**GIVEN TASK**
Copy every line in which the string "Dashboard" occurs.

**Records about charts and figures**

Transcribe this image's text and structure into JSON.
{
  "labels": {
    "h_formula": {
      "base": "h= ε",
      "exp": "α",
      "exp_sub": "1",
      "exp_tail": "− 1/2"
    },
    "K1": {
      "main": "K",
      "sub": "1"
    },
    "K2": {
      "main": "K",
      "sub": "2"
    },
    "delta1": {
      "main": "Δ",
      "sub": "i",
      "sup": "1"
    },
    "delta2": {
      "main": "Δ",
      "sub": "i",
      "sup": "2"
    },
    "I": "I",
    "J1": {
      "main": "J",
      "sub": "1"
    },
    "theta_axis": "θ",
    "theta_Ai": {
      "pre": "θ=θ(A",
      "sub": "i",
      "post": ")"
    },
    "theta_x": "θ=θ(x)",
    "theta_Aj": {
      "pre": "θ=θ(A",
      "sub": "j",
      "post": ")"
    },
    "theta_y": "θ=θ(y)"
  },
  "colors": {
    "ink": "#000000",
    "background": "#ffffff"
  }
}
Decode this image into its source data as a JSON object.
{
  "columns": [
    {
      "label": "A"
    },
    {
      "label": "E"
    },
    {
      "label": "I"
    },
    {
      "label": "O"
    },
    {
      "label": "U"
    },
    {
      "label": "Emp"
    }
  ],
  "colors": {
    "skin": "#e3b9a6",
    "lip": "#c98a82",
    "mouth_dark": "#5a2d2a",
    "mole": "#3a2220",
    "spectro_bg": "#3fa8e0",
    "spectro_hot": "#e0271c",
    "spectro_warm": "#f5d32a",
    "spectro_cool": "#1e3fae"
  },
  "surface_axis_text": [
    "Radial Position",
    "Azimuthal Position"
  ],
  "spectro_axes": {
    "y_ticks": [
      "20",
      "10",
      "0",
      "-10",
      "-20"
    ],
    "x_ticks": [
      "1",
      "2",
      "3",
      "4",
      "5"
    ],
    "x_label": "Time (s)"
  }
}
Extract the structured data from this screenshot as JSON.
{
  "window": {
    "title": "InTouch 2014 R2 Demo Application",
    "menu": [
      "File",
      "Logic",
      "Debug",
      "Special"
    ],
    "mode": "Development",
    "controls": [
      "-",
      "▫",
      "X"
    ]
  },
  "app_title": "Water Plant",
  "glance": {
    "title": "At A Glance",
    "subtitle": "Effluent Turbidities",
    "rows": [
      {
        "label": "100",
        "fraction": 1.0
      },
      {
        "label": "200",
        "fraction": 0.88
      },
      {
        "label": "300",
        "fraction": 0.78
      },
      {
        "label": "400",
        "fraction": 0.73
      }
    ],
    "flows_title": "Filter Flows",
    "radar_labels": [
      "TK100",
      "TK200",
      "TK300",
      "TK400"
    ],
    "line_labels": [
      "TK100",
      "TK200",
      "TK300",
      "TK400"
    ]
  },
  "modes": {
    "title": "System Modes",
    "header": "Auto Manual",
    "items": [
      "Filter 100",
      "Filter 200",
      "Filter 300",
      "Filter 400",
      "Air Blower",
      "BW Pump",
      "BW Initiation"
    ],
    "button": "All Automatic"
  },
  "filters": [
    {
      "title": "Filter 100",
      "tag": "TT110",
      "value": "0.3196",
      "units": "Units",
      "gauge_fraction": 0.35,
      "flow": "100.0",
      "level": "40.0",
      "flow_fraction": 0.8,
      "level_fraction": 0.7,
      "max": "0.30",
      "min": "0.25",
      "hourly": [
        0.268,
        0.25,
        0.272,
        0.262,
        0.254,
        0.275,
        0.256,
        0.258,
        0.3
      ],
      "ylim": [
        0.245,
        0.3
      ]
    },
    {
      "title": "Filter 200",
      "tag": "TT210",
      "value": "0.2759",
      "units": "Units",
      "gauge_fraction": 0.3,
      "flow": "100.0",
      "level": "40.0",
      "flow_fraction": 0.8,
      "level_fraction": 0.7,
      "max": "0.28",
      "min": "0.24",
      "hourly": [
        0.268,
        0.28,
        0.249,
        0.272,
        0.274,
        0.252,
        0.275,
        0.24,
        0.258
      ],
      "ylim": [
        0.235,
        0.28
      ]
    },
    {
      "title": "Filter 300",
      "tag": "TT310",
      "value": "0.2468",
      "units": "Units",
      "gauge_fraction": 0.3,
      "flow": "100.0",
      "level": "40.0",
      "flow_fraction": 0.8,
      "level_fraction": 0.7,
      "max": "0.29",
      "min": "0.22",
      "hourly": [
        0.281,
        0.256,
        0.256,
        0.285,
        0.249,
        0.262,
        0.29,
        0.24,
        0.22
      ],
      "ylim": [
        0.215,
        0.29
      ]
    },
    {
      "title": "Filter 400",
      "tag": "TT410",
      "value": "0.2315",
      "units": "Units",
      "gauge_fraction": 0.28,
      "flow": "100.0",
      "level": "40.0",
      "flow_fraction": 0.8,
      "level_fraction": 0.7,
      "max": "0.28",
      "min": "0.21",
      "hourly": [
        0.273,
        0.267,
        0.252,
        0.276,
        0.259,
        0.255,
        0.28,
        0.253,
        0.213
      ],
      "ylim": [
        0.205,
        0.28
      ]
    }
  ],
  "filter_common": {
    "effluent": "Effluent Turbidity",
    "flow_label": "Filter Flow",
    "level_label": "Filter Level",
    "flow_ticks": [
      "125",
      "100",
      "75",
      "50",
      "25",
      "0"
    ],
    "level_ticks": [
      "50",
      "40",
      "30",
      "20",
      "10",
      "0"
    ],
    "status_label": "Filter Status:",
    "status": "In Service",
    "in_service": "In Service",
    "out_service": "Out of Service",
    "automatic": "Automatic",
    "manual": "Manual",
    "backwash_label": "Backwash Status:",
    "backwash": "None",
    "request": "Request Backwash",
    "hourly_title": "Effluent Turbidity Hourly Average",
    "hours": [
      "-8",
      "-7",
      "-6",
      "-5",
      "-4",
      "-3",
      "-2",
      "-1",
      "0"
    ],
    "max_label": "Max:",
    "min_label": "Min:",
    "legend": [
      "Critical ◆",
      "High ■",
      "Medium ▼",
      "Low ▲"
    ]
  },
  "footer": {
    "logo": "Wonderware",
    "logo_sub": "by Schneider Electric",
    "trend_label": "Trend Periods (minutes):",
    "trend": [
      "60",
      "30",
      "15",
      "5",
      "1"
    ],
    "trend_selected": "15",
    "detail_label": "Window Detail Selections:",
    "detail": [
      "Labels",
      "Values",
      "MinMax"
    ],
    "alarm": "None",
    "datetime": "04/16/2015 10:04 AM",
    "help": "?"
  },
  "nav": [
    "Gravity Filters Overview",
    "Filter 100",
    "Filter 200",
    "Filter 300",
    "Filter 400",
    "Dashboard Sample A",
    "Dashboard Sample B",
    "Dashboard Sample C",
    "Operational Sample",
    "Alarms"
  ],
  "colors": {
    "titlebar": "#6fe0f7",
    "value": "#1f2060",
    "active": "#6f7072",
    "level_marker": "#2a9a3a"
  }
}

**SOLUTION TO THIS PROBLEM**
    "Dashboard Sample A",
    "Dashboard Sample B",
    "Dashboard Sample C",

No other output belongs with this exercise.